THE RECORDS:
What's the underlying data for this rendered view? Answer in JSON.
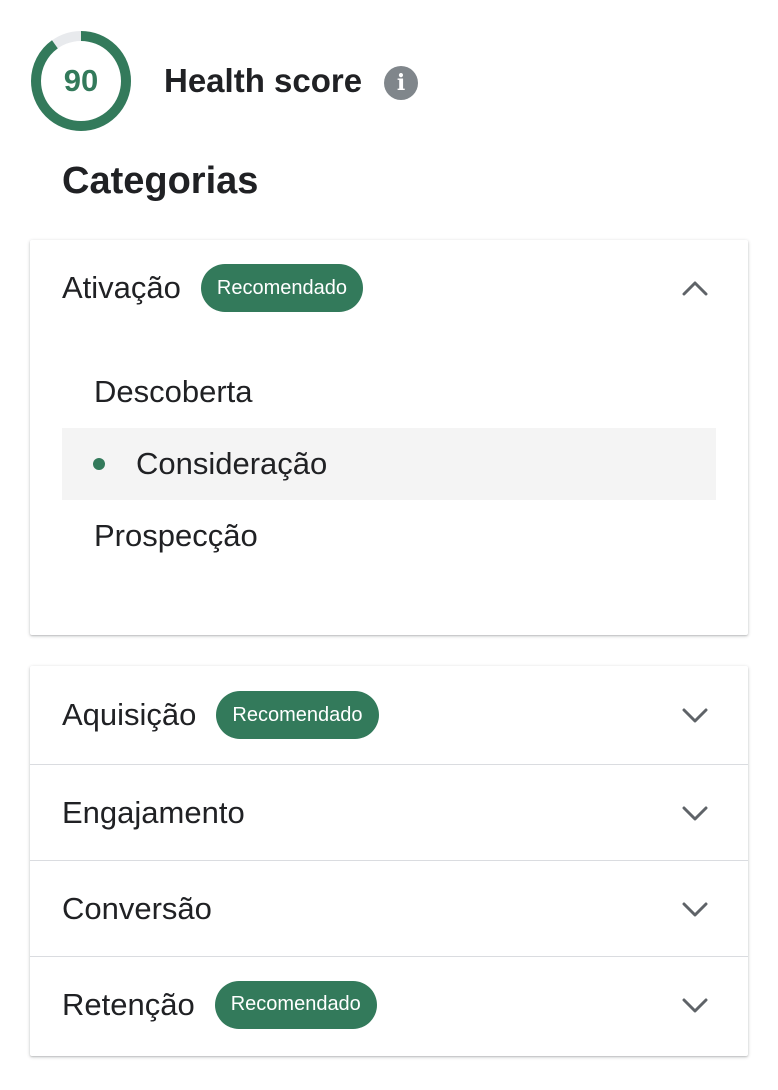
{
  "health": {
    "score": "90",
    "score_fraction": 0.9,
    "title": "Health score",
    "info_icon": "info-icon",
    "ring_color": "#337a5b",
    "ring_track_color": "#e8eaed"
  },
  "section_title": "Categorias",
  "badge_color": "#337a5b",
  "expanded_category": {
    "label": "Ativação",
    "badge": "Recomendado",
    "chevron": "chevron-up-icon",
    "subcategories": [
      {
        "label": "Descoberta",
        "selected": false
      },
      {
        "label": "Consideração",
        "selected": true
      },
      {
        "label": "Prospecção",
        "selected": false
      }
    ]
  },
  "categories": [
    {
      "label": "Aquisição",
      "badge": "Recomendado",
      "chevron": "chevron-down-icon"
    },
    {
      "label": "Engajamento",
      "badge": "",
      "chevron": "chevron-down-icon"
    },
    {
      "label": "Conversão",
      "badge": "",
      "chevron": "chevron-down-icon"
    },
    {
      "label": "Retenção",
      "badge": "Recomendado",
      "chevron": "chevron-down-icon"
    }
  ]
}
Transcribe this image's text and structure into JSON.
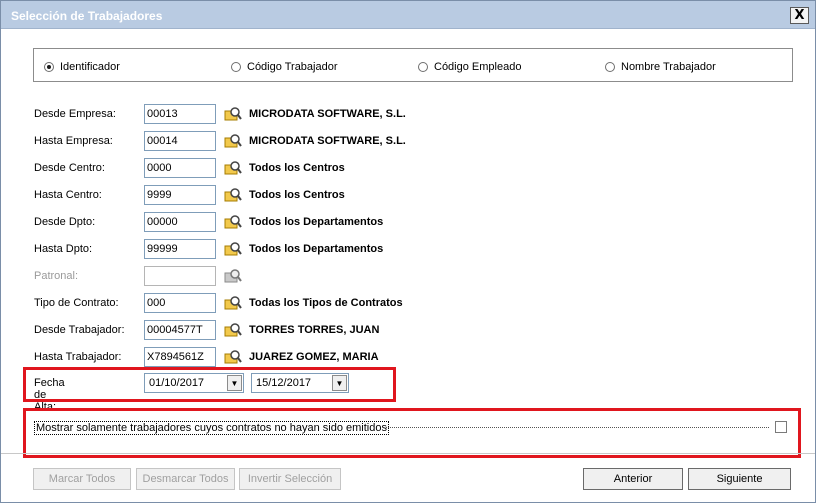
{
  "window": {
    "title": "Selección de Trabajadores",
    "close_label": "X"
  },
  "radio_options": [
    {
      "label": "Identificador",
      "checked": true
    },
    {
      "label": "Código Trabajador",
      "checked": false
    },
    {
      "label": "Código Empleado",
      "checked": false
    },
    {
      "label": "Nombre Trabajador",
      "checked": false
    }
  ],
  "fields": [
    {
      "label": "Desde Empresa:",
      "value": "00013",
      "desc": "MICRODATA SOFTWARE, S.L.",
      "enabled": true
    },
    {
      "label": "Hasta Empresa:",
      "value": "00014",
      "desc": "MICRODATA SOFTWARE, S.L.",
      "enabled": true
    },
    {
      "label": "Desde Centro:",
      "value": "0000",
      "desc": "Todos los Centros",
      "enabled": true
    },
    {
      "label": "Hasta Centro:",
      "value": "9999",
      "desc": "Todos los Centros",
      "enabled": true
    },
    {
      "label": "Desde Dpto:",
      "value": "00000",
      "desc": "Todos los Departamentos",
      "enabled": true
    },
    {
      "label": "Hasta Dpto:",
      "value": "99999",
      "desc": "Todos los Departamentos",
      "enabled": true
    },
    {
      "label": "Patronal:",
      "value": "",
      "desc": "",
      "enabled": false
    },
    {
      "label": "Tipo de Contrato:",
      "value": "000",
      "desc": "Todas los Tipos de Contratos",
      "enabled": true
    },
    {
      "label": "Desde Trabajador:",
      "value": "00004577T",
      "desc": "TORRES TORRES, JUAN",
      "enabled": true
    },
    {
      "label": "Hasta Trabajador:",
      "value": "X7894561Z",
      "desc": "JUAREZ GOMEZ, MARIA",
      "enabled": true
    }
  ],
  "fecha_alta": {
    "label": "Fecha de Alta:",
    "from": "01/10/2017",
    "to": "15/12/2017"
  },
  "checkbox": {
    "label": "Mostrar solamente trabajadores cuyos contratos no hayan sido emitidos",
    "checked": false
  },
  "buttons": {
    "marcar_todos": "Marcar Todos",
    "desmarcar_todos": "Desmarcar Todos",
    "invertir": "Invertir Selección",
    "anterior": "Anterior",
    "siguiente": "Siguiente"
  },
  "colors": {
    "highlight": "#e0161e",
    "titlebar": "#b9cbe2",
    "field_border": "#7f9db9"
  },
  "icons": {
    "lookup": "search-folder-icon",
    "dropdown": "chevron-down-icon"
  }
}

WHAT IS BEING ASKED: Report the number of lines containing the string "Selección" and add nothing to it.

RESULT OF THE EXERCISE: 2